--- BEGIN Input records ---

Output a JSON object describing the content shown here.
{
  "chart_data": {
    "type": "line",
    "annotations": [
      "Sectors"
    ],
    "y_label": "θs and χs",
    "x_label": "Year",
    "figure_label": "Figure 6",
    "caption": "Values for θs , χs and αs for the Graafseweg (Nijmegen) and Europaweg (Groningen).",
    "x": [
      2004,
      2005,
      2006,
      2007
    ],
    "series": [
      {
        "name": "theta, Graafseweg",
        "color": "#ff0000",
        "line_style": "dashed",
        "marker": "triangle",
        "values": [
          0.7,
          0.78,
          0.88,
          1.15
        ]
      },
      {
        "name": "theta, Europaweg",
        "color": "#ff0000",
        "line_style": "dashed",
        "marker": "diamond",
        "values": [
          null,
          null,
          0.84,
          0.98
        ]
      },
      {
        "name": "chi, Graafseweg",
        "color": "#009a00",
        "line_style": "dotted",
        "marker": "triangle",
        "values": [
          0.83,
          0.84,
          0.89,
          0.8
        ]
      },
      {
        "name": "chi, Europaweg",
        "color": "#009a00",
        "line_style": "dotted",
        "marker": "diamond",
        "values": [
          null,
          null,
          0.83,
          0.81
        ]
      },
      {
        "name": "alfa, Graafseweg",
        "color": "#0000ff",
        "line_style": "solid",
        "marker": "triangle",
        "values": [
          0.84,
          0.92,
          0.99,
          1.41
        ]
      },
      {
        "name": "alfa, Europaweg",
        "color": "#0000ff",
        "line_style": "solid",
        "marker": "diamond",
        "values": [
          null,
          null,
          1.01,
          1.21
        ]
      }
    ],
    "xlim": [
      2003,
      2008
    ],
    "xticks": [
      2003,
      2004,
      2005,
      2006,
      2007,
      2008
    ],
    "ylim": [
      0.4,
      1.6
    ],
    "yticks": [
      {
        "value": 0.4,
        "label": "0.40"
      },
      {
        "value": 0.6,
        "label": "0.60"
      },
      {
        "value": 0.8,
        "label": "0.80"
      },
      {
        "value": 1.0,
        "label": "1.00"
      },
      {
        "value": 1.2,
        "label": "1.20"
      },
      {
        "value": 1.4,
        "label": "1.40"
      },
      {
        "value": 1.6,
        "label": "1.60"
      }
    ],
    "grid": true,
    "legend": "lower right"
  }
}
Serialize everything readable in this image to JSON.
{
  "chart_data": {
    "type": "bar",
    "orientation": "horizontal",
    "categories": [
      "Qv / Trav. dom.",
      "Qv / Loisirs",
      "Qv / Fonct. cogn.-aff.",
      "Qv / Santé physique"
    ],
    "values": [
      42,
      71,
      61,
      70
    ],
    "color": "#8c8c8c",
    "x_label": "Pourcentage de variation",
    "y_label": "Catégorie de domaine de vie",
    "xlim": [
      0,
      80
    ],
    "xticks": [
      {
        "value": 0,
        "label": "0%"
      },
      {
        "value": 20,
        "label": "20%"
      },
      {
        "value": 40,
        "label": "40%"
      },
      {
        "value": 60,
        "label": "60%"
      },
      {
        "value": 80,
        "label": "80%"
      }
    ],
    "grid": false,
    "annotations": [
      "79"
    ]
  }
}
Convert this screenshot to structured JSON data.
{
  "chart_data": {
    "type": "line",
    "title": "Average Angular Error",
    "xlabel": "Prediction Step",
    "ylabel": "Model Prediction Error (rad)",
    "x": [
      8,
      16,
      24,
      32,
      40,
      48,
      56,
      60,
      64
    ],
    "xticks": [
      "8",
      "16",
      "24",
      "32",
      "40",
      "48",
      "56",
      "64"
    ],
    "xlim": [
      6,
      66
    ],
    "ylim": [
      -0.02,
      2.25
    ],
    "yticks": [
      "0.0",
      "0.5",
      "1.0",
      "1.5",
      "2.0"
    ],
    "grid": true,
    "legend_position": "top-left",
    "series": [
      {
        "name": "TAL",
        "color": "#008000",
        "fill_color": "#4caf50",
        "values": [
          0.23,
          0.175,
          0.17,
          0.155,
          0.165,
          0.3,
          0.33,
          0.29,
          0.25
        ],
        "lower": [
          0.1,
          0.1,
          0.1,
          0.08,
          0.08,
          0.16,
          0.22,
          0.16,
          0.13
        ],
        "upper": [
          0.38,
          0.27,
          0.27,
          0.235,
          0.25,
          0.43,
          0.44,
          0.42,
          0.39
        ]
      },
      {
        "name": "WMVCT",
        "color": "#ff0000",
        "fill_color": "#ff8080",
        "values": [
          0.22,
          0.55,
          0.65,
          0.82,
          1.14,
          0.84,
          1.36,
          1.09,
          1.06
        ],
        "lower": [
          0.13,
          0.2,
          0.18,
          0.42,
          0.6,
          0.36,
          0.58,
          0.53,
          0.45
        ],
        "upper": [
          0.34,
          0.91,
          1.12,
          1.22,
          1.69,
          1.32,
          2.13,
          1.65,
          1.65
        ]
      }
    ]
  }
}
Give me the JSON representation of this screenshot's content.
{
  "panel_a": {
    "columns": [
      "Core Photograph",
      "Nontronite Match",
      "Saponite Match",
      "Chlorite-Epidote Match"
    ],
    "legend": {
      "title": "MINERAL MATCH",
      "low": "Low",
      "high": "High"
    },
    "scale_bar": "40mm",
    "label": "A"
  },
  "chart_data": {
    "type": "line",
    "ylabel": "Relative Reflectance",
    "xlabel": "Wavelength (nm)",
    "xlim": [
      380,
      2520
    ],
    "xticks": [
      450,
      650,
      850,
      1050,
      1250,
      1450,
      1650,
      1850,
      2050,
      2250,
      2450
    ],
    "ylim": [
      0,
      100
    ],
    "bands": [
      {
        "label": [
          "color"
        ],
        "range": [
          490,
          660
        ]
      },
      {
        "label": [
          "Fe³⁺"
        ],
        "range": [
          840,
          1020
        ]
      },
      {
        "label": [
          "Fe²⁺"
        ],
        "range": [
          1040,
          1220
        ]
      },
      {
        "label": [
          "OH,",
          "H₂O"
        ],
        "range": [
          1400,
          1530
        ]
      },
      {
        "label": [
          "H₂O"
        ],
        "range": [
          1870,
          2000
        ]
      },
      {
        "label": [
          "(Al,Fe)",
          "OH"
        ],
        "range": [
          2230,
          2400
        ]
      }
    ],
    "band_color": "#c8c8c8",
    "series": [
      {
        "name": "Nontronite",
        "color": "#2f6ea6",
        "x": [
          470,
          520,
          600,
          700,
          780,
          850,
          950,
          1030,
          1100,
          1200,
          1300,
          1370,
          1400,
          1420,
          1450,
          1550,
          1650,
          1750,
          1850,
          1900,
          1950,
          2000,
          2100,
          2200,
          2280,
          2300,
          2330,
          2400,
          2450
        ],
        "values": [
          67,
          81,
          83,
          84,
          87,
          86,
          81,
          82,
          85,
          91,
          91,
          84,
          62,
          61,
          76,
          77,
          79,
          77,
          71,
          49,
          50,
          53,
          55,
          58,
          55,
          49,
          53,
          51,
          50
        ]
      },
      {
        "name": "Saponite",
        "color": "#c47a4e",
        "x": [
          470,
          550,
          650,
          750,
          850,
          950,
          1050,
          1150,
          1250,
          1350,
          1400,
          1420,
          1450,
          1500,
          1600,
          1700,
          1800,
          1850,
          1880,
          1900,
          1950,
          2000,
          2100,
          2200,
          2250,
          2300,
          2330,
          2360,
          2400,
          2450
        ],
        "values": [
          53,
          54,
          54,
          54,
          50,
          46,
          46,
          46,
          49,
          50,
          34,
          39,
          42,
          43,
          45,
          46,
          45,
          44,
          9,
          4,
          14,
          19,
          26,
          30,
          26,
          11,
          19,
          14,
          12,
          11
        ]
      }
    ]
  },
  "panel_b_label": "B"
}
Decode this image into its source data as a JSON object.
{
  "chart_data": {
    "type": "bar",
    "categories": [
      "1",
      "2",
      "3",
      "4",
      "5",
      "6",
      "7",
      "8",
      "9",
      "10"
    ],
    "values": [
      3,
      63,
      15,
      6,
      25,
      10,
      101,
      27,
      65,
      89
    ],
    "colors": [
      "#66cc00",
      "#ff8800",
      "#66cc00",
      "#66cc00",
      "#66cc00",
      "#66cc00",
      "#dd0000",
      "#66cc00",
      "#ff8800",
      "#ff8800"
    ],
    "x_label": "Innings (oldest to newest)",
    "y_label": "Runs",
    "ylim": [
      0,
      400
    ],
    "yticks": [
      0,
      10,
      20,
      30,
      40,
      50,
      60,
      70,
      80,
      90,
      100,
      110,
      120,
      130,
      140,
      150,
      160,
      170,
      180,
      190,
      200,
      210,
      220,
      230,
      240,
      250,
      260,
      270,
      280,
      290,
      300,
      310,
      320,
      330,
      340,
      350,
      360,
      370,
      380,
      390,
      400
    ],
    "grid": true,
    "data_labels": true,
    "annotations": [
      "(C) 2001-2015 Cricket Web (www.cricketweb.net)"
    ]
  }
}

--- END Input records ---

=== Written instruction ===
Pull out all lines from the entries above in which the word "object" appears.

=== Result of this exercise ===
Output a JSON object describing the content shown here.
Decode this image into its source data as a JSON object.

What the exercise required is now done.